YOUR TASK
How many lines in the records below contain the word "Viral"? State that number and nothing more.

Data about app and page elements
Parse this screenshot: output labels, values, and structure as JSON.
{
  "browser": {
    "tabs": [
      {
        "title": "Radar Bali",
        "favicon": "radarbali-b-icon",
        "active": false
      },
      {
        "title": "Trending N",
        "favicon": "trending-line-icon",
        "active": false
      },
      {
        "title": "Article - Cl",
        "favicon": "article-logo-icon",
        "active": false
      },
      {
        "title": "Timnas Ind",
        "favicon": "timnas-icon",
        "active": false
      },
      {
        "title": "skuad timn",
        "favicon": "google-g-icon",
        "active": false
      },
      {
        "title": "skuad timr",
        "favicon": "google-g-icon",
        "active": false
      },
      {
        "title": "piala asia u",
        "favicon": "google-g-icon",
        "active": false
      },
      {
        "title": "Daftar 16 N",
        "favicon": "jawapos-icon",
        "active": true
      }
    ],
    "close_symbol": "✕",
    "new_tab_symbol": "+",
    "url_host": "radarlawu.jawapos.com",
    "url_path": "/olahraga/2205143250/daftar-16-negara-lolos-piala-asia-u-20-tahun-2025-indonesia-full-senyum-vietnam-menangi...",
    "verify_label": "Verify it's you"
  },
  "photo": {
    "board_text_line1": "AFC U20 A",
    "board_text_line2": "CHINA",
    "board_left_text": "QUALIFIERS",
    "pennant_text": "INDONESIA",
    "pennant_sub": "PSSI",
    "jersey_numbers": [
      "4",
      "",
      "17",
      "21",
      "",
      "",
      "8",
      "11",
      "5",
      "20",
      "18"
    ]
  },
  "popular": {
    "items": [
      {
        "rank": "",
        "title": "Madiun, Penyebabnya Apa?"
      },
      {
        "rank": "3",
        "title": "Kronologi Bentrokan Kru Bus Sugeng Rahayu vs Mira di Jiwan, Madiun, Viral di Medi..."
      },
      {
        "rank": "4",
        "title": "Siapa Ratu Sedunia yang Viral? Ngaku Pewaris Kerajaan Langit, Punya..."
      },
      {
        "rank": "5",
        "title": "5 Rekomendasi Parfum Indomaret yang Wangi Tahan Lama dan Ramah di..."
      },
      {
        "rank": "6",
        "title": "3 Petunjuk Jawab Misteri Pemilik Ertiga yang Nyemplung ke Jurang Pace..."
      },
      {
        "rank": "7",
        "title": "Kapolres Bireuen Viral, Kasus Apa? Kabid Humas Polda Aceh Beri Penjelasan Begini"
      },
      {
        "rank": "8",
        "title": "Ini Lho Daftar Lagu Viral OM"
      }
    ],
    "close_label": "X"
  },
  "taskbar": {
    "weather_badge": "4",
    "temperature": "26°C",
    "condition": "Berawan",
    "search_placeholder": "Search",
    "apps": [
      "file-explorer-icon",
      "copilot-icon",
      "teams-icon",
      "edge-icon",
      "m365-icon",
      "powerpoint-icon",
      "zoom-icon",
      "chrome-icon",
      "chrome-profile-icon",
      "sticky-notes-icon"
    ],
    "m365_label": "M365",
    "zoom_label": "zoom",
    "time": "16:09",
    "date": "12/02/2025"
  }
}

WRITTEN ANSWER
4